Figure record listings
## begin
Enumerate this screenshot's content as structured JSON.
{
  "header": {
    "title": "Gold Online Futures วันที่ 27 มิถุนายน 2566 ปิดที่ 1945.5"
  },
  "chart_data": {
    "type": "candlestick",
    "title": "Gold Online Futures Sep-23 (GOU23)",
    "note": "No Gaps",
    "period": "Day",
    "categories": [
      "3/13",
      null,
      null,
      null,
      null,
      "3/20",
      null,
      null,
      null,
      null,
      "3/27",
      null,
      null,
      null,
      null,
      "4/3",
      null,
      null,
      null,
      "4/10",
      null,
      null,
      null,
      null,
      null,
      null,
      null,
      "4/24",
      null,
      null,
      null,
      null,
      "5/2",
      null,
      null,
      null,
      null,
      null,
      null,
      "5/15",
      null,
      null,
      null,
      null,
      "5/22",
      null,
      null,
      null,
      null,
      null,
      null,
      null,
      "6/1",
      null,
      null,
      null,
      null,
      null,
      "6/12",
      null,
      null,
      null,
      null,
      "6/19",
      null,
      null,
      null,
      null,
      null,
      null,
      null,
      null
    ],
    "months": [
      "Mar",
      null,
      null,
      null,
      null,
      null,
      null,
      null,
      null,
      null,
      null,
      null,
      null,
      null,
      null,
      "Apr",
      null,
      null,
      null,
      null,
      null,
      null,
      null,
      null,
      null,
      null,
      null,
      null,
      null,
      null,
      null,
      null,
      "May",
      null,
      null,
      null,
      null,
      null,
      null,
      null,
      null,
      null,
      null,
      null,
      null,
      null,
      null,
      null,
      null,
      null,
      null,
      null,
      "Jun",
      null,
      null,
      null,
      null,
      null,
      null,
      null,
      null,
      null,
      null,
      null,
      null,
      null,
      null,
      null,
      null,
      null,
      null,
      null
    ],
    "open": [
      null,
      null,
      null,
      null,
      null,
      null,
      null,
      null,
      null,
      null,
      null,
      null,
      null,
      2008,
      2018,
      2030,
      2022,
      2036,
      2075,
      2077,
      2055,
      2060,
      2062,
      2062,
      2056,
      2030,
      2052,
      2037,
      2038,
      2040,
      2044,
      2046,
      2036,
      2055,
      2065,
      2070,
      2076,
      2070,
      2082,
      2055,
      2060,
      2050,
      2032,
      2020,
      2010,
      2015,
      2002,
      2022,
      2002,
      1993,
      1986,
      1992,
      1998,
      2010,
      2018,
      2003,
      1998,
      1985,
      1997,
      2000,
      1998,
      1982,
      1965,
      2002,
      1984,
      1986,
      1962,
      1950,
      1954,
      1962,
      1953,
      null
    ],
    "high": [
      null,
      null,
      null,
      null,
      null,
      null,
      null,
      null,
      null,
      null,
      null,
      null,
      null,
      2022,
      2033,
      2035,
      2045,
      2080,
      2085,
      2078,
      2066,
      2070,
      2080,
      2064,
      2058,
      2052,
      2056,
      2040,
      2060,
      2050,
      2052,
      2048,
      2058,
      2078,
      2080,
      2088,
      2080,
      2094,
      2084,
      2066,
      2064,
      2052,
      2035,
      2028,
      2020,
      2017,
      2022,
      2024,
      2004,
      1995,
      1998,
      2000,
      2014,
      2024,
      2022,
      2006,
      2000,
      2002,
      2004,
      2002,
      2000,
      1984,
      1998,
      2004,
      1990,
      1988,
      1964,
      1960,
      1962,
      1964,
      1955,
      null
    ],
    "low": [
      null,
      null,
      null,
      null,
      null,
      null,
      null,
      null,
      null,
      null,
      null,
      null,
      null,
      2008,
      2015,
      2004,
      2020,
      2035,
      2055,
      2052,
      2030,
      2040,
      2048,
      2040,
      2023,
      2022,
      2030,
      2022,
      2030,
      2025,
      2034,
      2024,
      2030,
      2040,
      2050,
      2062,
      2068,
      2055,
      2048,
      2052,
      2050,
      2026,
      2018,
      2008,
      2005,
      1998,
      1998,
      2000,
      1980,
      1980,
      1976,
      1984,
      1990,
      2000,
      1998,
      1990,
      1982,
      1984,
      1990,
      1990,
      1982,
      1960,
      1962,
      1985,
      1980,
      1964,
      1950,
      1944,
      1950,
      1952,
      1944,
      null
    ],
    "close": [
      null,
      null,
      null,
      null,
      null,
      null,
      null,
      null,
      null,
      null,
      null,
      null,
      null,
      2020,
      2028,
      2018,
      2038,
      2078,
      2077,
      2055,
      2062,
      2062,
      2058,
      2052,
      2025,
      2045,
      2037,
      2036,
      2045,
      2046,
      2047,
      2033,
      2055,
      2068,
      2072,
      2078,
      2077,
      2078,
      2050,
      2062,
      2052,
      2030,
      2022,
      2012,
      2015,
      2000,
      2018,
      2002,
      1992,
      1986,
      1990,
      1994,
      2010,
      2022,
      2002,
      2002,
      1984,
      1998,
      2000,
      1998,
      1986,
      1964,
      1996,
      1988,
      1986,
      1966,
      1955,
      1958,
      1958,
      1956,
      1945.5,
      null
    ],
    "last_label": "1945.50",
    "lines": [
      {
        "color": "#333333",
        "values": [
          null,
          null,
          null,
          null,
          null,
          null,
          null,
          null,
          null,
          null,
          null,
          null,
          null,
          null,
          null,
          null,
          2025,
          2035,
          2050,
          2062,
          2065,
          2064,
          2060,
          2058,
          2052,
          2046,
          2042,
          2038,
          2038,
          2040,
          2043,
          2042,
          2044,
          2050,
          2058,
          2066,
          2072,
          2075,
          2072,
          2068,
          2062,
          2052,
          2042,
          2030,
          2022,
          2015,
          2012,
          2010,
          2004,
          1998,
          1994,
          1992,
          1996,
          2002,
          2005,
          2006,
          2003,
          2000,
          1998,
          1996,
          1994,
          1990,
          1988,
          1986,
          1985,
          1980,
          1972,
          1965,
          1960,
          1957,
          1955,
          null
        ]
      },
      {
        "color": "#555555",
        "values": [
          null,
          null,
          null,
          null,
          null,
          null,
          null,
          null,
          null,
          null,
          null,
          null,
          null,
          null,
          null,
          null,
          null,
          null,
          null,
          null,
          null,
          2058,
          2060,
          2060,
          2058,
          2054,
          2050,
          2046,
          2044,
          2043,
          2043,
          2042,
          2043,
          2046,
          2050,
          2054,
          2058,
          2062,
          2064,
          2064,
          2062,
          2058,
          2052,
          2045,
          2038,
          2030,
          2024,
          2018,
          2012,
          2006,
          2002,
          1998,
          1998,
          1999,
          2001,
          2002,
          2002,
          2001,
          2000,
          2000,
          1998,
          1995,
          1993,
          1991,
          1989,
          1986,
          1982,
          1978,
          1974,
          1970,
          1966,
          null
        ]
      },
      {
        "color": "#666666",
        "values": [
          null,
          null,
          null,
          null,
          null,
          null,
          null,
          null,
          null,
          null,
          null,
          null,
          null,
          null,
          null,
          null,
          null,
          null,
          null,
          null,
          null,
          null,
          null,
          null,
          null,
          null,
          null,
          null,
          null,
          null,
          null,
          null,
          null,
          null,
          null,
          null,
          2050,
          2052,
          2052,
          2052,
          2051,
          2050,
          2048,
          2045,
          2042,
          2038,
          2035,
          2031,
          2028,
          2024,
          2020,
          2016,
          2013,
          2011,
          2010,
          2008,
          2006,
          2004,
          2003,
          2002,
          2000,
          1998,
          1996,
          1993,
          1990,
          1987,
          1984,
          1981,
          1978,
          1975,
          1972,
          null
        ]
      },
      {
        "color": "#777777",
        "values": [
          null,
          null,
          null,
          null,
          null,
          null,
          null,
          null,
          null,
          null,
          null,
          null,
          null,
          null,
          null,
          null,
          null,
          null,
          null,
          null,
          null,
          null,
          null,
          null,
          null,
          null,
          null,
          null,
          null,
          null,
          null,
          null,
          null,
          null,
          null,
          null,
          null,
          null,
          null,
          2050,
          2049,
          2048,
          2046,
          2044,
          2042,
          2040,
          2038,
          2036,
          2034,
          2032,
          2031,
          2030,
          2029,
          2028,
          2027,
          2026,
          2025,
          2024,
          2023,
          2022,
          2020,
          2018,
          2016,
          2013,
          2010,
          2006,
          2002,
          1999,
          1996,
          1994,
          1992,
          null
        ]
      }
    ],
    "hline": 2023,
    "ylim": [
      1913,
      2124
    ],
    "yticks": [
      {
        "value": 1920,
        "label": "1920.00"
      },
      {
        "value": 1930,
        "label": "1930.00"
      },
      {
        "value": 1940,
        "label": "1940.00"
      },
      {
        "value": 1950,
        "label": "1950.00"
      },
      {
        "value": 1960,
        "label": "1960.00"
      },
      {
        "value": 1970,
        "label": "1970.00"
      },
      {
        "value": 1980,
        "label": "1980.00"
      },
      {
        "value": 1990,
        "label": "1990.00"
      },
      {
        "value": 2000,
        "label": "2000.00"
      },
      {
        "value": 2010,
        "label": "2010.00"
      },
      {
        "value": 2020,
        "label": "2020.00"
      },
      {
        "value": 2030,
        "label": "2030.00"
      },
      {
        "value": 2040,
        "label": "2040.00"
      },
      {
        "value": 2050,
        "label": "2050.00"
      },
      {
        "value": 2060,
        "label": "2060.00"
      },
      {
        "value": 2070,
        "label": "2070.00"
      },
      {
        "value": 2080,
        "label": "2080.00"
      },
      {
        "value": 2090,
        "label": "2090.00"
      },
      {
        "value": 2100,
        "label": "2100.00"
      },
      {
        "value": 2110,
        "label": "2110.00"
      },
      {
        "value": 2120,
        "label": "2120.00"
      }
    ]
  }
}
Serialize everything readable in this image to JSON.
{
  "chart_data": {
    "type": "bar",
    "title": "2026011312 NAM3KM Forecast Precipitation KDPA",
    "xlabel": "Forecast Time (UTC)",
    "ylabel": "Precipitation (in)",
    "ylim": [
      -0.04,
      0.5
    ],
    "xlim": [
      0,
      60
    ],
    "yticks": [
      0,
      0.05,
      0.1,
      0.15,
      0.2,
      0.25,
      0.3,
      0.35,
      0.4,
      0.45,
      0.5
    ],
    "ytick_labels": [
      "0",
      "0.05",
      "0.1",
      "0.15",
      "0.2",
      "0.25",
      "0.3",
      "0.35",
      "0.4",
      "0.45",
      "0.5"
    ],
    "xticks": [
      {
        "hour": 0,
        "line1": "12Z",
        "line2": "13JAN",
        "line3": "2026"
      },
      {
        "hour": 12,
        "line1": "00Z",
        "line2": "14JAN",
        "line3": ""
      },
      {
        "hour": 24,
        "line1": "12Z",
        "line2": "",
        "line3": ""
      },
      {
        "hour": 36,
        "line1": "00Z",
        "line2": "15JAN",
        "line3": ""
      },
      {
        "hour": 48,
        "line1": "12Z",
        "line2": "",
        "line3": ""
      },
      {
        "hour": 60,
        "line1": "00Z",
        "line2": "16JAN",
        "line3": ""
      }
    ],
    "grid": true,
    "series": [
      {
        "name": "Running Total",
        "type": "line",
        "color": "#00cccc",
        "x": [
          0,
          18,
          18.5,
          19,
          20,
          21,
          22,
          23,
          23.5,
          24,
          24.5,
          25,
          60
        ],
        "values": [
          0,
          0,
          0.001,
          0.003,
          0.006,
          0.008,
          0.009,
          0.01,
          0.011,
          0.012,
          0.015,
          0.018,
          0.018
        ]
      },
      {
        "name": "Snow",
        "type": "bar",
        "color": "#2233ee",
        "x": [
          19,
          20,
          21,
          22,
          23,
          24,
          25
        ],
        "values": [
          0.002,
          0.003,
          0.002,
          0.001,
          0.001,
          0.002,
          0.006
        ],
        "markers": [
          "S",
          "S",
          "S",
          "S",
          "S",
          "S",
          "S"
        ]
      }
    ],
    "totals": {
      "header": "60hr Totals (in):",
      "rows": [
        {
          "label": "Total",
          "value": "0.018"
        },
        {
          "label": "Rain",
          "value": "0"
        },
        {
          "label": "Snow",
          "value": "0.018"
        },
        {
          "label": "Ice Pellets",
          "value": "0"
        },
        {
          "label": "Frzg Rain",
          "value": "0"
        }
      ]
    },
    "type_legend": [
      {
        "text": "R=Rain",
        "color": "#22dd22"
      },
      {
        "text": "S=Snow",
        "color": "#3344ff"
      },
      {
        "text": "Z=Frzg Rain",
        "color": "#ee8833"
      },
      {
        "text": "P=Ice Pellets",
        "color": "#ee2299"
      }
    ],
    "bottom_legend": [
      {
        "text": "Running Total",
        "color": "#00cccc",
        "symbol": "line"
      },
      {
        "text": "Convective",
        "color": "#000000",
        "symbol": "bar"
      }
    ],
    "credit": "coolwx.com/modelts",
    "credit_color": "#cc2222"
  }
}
## end
▸ **Requirements**: Copy each line from the records above that includes the string "Forecast".

▸ **Answer to the exercise**:
    "title": "2026011312 NAM3KM Forecast Precipitation KDPA",
    "xlabel": "Forecast Time (UTC)",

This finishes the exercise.